(INSTRUCTION) Filter the data for lines with the word "fois", then copy every line so identified.

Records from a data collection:

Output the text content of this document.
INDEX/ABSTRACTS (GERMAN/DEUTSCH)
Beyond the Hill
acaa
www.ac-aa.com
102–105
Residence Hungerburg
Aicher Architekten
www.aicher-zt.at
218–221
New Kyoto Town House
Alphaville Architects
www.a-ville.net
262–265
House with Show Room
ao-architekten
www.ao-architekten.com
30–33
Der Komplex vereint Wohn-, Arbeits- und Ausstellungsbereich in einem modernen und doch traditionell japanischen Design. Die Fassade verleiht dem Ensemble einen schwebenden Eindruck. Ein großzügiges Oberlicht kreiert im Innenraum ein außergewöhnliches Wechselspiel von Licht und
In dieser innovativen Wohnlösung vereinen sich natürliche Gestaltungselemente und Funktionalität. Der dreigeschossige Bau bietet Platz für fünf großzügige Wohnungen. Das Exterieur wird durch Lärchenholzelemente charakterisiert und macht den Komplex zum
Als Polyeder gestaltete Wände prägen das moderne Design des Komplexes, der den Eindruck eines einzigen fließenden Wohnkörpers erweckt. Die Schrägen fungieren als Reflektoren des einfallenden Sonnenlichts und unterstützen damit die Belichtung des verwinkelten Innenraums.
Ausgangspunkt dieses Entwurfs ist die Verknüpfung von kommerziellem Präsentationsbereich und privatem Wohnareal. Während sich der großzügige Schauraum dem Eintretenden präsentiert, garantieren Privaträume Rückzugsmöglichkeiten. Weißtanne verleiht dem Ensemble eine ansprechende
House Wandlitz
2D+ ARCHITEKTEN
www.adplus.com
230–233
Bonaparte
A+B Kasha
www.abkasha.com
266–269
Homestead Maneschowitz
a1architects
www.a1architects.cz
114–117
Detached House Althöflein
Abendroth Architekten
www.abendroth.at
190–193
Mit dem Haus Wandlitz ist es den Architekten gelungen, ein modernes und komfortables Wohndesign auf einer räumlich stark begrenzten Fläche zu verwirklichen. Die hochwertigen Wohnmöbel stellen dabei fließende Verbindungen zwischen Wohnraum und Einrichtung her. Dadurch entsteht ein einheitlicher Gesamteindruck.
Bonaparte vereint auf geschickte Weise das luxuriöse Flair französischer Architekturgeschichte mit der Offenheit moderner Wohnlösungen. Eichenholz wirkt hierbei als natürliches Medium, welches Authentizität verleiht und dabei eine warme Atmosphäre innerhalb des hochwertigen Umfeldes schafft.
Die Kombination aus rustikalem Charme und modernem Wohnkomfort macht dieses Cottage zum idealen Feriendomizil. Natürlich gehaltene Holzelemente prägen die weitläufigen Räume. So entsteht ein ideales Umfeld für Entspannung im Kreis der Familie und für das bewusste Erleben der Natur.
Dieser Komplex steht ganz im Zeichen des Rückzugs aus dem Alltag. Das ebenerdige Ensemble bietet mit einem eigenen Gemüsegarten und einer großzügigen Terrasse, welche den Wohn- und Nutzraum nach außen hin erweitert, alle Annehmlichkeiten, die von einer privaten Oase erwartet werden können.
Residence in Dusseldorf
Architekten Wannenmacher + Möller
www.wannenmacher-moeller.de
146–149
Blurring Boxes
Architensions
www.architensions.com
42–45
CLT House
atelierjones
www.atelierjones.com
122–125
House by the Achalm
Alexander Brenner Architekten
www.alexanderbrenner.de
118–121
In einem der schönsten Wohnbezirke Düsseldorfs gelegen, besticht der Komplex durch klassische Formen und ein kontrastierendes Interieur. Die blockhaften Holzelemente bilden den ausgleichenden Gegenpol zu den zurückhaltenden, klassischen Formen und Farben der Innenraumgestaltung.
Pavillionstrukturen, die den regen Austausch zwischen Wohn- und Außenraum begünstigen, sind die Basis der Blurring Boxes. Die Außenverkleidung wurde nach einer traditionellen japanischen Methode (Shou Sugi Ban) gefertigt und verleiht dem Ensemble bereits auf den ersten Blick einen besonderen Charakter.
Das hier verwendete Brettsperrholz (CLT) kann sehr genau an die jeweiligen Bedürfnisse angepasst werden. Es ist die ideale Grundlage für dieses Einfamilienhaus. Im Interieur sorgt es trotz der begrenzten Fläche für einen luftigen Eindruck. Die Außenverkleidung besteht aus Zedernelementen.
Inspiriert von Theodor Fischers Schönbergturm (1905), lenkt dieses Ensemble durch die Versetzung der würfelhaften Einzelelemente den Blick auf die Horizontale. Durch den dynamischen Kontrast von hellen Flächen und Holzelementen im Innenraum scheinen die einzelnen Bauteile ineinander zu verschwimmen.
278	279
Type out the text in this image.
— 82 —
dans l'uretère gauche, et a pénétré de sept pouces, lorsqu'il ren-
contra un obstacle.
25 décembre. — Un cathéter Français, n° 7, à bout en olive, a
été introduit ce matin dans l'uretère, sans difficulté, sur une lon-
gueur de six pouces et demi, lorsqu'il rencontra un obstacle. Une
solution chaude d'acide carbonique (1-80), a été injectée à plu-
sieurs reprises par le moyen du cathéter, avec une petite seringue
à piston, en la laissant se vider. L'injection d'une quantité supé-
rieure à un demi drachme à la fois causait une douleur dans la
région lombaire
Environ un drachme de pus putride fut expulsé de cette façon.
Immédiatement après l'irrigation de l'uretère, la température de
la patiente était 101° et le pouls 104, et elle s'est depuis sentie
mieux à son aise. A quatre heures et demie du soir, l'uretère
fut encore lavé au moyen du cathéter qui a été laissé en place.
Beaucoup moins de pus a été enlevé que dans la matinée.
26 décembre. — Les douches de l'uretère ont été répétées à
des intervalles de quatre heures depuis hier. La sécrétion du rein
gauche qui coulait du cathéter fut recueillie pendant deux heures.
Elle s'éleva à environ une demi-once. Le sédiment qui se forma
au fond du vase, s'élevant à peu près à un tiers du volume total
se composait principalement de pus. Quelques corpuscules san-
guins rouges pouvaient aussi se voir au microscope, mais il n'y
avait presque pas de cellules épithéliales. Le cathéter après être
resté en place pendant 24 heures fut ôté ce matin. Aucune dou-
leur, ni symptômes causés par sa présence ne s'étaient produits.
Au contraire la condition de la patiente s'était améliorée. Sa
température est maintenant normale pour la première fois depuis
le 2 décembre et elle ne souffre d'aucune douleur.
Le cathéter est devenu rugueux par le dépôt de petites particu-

(SOLUTION FOR THIS TASK)
rieure à un demi drachme à la fois causait une douleur dans la
température est maintenant normale pour la première fois depuis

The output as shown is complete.